Goal -> Using the data below, gather each line that includes the word "communication".

==========

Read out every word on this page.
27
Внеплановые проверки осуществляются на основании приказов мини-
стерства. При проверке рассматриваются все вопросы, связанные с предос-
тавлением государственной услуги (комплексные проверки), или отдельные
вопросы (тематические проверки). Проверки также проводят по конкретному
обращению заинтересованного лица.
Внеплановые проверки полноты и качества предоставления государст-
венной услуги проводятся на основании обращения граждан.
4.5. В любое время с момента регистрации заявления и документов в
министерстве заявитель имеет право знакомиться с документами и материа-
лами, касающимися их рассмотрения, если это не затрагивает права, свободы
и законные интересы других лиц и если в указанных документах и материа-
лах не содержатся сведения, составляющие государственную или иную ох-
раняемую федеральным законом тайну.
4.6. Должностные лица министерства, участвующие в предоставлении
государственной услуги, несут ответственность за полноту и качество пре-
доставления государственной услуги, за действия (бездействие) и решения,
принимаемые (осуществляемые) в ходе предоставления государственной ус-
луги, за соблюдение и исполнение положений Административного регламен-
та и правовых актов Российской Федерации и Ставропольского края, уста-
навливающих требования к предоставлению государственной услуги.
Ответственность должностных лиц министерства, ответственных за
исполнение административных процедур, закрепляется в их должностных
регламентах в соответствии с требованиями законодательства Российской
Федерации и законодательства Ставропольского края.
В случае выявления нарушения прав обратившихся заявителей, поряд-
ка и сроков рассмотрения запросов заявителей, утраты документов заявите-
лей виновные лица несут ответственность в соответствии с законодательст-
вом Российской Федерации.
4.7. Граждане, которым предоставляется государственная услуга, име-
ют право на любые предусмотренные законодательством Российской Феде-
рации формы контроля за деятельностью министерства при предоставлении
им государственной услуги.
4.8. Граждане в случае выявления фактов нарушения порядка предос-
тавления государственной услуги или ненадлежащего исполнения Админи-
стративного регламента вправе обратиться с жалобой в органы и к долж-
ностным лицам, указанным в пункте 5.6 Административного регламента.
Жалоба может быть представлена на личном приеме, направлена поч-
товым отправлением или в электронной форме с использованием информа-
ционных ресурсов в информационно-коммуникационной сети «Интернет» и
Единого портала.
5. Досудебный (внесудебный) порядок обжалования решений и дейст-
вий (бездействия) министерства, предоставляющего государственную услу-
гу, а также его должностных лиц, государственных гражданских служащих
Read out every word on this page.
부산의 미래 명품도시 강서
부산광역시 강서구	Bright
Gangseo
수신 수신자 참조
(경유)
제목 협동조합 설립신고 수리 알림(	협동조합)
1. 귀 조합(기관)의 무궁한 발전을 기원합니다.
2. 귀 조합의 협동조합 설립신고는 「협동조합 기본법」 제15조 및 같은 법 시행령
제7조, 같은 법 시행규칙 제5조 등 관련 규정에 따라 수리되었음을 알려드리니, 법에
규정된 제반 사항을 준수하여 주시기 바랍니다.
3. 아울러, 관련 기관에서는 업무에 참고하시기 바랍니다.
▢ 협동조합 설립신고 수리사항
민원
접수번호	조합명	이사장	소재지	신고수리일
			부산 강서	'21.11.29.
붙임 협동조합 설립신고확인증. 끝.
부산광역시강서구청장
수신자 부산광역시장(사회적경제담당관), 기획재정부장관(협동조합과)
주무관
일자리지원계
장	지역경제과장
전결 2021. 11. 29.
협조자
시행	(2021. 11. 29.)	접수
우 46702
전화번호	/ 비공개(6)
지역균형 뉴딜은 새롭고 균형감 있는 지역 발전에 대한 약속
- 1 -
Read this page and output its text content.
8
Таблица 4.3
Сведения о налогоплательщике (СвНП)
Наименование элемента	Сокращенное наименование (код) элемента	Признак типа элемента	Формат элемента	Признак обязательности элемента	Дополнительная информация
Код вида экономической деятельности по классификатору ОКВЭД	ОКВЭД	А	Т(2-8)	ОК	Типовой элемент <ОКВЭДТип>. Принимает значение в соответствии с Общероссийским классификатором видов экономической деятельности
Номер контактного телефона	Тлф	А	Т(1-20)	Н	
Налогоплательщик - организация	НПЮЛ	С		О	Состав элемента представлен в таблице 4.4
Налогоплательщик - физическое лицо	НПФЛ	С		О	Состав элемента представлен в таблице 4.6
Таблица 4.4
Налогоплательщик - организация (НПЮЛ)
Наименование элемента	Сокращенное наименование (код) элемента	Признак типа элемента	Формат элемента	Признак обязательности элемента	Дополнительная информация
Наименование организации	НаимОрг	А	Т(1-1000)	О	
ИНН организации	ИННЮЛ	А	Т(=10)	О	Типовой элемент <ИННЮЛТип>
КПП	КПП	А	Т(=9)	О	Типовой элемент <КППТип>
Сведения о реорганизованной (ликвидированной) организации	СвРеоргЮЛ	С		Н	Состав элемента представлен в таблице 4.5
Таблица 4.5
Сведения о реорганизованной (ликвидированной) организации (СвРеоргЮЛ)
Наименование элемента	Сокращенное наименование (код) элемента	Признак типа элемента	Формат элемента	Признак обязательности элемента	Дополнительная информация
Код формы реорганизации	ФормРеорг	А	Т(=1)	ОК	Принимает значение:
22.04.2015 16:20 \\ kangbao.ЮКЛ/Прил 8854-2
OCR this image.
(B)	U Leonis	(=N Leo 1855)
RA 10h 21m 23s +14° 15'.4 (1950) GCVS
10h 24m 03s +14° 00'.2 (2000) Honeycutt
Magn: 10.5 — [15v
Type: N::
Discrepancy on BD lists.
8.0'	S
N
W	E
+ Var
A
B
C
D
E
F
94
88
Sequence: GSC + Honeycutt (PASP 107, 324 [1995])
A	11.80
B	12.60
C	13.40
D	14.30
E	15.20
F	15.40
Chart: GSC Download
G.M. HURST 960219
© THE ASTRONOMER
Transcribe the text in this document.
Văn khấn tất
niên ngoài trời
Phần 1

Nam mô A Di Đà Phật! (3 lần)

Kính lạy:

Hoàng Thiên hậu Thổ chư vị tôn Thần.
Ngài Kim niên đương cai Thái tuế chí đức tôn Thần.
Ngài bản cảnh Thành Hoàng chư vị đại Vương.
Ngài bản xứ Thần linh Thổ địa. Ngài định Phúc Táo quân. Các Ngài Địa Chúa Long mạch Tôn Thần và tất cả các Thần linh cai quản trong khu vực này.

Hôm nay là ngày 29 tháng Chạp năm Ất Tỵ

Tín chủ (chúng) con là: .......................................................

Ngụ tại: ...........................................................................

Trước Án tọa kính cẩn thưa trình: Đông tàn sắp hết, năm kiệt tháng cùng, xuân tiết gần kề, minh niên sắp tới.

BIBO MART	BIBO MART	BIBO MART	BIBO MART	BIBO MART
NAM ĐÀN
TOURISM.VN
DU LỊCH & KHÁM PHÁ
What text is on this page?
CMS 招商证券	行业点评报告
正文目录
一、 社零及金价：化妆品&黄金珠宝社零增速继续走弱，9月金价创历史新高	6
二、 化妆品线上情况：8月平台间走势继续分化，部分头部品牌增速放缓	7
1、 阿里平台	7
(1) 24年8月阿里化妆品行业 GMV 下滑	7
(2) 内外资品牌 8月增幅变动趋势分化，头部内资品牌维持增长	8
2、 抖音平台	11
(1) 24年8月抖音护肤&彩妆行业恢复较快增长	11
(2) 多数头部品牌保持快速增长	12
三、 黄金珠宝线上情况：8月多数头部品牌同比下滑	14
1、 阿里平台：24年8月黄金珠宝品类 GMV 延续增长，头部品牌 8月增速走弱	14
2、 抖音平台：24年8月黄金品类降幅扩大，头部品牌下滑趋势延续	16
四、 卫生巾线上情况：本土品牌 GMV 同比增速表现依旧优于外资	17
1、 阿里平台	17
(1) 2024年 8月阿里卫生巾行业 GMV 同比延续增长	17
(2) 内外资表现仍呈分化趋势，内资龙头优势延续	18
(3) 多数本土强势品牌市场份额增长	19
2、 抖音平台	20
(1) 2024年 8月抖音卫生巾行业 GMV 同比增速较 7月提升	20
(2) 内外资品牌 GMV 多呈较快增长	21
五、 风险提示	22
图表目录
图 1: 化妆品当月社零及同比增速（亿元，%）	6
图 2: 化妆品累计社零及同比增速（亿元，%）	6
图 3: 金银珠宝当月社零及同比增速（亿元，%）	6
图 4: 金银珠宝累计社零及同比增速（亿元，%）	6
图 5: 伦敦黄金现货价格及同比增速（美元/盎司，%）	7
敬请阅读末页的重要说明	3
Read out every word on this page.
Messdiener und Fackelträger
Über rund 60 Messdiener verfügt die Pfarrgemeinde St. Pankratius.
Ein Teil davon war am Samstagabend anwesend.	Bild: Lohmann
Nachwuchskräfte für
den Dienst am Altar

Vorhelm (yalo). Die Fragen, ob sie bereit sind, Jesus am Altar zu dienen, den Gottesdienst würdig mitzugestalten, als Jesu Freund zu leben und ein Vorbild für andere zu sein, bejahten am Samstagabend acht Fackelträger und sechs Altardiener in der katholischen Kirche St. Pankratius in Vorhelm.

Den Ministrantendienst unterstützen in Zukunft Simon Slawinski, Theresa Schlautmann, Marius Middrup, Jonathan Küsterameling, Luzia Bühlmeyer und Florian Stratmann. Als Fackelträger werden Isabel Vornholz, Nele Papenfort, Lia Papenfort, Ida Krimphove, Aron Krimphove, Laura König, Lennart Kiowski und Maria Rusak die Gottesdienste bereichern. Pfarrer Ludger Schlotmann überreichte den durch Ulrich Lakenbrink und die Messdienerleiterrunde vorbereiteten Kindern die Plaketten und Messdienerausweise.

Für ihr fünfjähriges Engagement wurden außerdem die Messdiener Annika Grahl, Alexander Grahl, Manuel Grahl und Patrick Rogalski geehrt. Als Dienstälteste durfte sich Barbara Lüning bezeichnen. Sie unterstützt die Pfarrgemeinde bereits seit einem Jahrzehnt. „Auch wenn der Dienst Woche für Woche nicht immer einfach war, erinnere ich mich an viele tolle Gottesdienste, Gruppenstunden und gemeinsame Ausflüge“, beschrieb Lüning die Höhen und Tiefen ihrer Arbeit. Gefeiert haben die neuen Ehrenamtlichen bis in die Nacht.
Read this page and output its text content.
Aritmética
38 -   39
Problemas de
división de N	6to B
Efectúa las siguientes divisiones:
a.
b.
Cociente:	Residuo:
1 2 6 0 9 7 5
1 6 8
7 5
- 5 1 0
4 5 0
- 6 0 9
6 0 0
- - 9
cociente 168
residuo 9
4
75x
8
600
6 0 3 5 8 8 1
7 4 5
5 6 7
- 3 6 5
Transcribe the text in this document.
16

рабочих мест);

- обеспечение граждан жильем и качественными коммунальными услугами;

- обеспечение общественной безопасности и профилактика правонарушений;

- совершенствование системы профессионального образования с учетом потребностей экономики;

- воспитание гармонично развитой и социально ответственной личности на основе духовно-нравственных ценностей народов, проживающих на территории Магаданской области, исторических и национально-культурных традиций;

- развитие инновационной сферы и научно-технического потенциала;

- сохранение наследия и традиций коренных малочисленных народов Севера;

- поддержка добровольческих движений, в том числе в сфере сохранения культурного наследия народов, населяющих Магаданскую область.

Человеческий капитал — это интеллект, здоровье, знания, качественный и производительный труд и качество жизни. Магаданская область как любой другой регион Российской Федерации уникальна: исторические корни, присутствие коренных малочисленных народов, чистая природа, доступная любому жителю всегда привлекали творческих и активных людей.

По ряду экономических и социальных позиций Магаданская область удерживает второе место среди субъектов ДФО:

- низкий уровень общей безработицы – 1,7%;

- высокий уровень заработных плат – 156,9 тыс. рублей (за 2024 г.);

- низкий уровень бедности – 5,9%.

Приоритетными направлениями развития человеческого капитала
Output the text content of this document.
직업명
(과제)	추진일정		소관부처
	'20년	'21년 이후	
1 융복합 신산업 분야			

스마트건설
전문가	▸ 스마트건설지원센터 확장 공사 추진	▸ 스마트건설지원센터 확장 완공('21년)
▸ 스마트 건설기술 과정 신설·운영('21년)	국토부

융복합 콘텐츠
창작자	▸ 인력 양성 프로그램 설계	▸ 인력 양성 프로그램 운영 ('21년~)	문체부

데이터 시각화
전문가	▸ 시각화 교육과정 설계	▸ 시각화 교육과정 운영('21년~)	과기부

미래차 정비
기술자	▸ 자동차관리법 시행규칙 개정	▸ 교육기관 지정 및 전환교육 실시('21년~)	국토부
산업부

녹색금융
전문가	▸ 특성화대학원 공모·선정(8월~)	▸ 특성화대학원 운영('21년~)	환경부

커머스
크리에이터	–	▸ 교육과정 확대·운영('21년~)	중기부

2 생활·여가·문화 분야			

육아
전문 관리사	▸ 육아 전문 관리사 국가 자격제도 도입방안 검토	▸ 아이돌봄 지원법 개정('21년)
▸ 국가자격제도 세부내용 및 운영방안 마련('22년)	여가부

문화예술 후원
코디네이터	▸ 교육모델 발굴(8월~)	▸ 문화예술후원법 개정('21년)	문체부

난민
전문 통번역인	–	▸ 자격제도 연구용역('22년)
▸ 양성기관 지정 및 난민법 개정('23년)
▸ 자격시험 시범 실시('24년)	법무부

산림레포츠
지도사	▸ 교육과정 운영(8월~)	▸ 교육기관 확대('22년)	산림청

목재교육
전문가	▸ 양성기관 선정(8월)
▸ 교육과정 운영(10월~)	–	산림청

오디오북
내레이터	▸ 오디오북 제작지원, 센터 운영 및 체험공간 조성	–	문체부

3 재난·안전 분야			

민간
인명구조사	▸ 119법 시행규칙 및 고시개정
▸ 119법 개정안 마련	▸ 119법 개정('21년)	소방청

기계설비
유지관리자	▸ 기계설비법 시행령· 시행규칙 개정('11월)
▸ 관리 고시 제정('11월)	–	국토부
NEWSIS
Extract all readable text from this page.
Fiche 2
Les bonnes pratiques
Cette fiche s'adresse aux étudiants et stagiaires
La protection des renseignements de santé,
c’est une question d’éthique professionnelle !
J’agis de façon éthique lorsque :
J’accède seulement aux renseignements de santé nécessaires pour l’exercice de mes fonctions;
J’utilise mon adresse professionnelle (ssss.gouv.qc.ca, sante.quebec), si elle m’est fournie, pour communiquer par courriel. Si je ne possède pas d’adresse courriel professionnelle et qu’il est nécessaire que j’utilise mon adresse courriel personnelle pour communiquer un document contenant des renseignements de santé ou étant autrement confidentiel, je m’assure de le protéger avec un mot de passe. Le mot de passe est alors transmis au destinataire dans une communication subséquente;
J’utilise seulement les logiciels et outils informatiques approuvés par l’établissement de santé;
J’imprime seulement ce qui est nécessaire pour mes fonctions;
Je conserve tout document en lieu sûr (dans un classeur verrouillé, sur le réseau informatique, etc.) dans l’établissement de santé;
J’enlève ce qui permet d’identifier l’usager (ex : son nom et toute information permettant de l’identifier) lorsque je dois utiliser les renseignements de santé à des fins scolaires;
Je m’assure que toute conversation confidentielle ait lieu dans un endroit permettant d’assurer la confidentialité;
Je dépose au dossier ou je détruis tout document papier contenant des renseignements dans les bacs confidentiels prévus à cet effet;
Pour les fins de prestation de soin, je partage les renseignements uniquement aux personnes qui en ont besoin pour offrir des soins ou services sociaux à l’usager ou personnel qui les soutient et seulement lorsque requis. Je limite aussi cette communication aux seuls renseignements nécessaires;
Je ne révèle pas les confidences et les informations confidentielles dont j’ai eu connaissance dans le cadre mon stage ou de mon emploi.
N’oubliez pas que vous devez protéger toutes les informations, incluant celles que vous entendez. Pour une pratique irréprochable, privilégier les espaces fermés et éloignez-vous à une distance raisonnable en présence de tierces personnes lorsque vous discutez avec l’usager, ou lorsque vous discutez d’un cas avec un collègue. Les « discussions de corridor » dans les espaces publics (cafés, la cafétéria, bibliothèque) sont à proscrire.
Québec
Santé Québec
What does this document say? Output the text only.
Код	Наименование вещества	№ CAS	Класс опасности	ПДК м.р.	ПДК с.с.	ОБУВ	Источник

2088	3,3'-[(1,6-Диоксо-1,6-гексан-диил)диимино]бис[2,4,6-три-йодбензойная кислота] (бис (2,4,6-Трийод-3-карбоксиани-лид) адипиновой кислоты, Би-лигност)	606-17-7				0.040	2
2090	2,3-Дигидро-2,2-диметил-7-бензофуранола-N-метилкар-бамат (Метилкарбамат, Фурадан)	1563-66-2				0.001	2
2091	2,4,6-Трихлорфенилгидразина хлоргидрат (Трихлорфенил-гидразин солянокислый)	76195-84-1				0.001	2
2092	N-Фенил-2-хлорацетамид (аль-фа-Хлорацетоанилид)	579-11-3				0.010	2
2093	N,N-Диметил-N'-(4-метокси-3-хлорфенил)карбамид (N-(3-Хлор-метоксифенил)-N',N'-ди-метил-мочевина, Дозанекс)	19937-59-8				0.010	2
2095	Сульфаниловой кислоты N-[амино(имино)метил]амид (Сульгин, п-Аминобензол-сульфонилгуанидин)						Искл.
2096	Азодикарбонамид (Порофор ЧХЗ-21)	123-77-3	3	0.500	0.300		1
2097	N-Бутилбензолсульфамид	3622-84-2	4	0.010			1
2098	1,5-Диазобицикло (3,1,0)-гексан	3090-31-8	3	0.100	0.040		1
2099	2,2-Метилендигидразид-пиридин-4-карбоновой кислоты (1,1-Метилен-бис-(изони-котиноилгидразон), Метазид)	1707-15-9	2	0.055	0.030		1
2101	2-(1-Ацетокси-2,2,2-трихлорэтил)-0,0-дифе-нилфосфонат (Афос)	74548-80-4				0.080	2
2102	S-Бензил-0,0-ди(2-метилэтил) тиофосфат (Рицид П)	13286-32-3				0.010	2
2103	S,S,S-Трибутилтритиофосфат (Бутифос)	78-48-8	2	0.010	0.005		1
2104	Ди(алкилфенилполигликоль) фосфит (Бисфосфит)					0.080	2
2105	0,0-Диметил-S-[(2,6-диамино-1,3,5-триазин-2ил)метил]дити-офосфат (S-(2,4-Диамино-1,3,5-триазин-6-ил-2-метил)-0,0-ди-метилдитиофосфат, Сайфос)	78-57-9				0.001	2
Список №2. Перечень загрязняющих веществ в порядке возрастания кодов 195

==========

Written reply ->
J’utilise mon adresse professionnelle (ssss.gouv.qc.ca, sante.quebec), si elle m’est fournie, pour communiquer par courriel. Si je ne possède pas d’adresse courriel professionnelle et qu’il est nécessaire que j’utilise mon adresse courriel personnelle pour communiquer un document contenant des renseignements de santé ou étant autrement confidentiel, je m’assure de le protéger avec un mot de passe. Le mot de passe est alors transmis au destinataire dans une communication subséquente;
Pour les fins de prestation de soin, je partage les renseignements uniquement aux personnes qui en ont besoin pour offrir des soins ou services sociaux à l’usager ou personnel qui les soutient et seulement lorsque requis. Je limite aussi cette communication aux seuls renseignements nécessaires;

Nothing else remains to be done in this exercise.